> _Source document_:
>>>

No. 1 – Indianapolis Colts
- Position: Cornerback
- Roster status: Active

Personal information
- Born: August 31, 2001 (age 25) Detroit, Michigan, U.S.
- Listed height: 6 ft 3 in (1.91 m)
- Listed weight: 190 lb (86 kg)

Career information
- High school: Martin Luther King Jr. (Detroit)
- College: Cincinnati (2019–2021)
- NFL draft: 2022: 1st round, 4th overall pick

Career history
- New York Jets (2022–2025); Indianapolis Colts (2025–present);

Awards and highlights
- NFL Defensive Rookie of the Year (2022); 2× First-team All-Pro (2022, 2023); 2× Pro Bowl (2022, 2023); PFWA All-Rookie Team (2022); AAC Defensive Player of the Year (2021); Consensus All-American (2021); First-team All-American (2020); 3× First-team All-AAC (2019–2021);

Career NFL statistics as of Week 2, 2026
- Total tackles: 224
- Sacks: 1
- Forced fumbles: 1
- Pass deflections: 50
- Interceptions: 3
- Stats at Pro Football Reference

= Sauce Gardner =

American football player (born 2001)

Ahmad "Sauce" Gardner (born August 31, 2001) (Note: Originally incorrectly reported as August 31, 2000. See: James Boyd, "Wait, how old is Sauce Gardner? Colts CB clears up confusion about his age," New York Times, June 18, 2026.) is an American professional football cornerback for the Indianapolis Colts of the National Football League (NFL). He played college football for the Cincinnati Bearcats and was selected fourth overall by the New York Jets in the 2022 NFL draft. Gardner was named the NFL Defensive Rookie of the Year and was the first rookie cornerback since Ronnie Lott in 1981 to be named first-team All-Pro.

<<<

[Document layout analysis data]
>>>

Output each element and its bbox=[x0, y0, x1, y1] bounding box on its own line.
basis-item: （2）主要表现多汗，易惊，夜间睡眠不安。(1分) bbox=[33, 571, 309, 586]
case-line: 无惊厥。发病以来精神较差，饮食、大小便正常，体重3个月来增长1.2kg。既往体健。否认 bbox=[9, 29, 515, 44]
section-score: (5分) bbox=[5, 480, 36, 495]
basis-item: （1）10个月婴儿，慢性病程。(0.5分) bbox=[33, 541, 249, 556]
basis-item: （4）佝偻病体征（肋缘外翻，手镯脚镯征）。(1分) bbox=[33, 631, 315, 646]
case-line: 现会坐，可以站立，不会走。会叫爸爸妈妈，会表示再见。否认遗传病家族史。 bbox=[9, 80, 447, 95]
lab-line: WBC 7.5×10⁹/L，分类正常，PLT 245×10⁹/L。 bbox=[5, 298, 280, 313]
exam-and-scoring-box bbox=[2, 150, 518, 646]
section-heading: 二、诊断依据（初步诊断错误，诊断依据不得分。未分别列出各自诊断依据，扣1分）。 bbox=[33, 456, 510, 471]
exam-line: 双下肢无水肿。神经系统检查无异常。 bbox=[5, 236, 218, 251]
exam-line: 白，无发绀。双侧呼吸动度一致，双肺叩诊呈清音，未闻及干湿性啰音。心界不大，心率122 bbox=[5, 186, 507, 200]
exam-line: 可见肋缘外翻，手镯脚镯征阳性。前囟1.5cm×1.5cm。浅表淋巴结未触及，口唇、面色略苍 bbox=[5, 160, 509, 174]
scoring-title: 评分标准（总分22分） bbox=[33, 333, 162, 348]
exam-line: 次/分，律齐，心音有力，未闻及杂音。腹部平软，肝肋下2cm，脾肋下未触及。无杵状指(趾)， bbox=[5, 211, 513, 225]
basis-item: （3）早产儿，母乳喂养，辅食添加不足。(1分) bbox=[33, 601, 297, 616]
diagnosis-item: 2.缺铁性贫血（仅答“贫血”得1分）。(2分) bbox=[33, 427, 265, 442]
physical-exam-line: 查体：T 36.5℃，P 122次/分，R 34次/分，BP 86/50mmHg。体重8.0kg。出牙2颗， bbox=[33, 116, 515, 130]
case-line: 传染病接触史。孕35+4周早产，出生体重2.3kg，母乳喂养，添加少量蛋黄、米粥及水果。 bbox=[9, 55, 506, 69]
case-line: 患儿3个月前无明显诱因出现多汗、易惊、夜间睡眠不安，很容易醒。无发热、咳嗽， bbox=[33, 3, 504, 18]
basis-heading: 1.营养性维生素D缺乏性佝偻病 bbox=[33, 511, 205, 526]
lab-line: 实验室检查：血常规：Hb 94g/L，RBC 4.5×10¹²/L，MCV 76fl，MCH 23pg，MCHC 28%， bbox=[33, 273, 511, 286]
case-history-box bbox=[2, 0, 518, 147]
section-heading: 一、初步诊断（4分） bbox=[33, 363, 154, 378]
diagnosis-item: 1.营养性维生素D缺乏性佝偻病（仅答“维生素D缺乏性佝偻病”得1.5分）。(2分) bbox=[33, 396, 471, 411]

<<<

> _Apply what you read_:
(1) According to the text about Sauce Gardner, who was the last rookie cornerback before him to be named first-team All-Pro?
(2) Pick up the Sauce Gardner text right after its last sentence and keep writing.

> _Answers for the tasks_:
(1) Ronnie Lott, in 1981.

(2)
==Early life==
Gardner was born on August 31, 2001, in Detroit, Michigan. He attended Martin Luther King Jr. Senior High School, where he played wide receiver and cornerback on their football team. In the Division 2 State Championship, Gardner caught four passes for 126 yards and two touchdowns. After the season, Gardner was named an All-State selection at cornerback by the Associated Press. A three-star cornerback recruit, Gardner committed to play college football at Cincinnati over offers from Akron, Alabama A&M, Ball State, Bowling Green, Central Michigan, Colorado State, Indiana, Iowa State, Kentucky, Northern Illinois, Syracuse, Toledo, Western Michigan, and Youngstown State.

==College career==
In 2019, his true freshman season, Gardner played in 11 games. He had 31 tackles and three interceptions, two of which he returned for touchdowns. He also tallied 11 passes defended and eight pass breakups. After the season, Gardner was the only true freshman named to the American Athletic Conference first-team. As a sophomore in 2020, Gardner began the season atop the depth chart as a starter. As a junior, Gardner was voted to the 2021 College Football All-America Team and named the AAC Defensive Player of the Year en route to helping Cincinnati become the first Group of Five team to reach the College Football Playoff. He declared for the 2022 NFL draft following the season.

==Professional career==
===Pre-draft===
ESPN analyst Mel Kiper Jr. and NFL analysts Daniel Jeremiah and Bucky Brooks ranked Gardner as the top cornerback prospect in the draft. Dane Brugler of The Athletic and Rob Rang of Fox Sports ranked him as the second best cornerback in the draft. Pro Football Focus had him ranked third among all cornerbacks available in the draft. Cory Giddings of Bleacher Report had Gardner ranked as the second best cornerback (11th overall) among his position group. NFL draft analysts and scouts unanimously projected him to be selected in the first round.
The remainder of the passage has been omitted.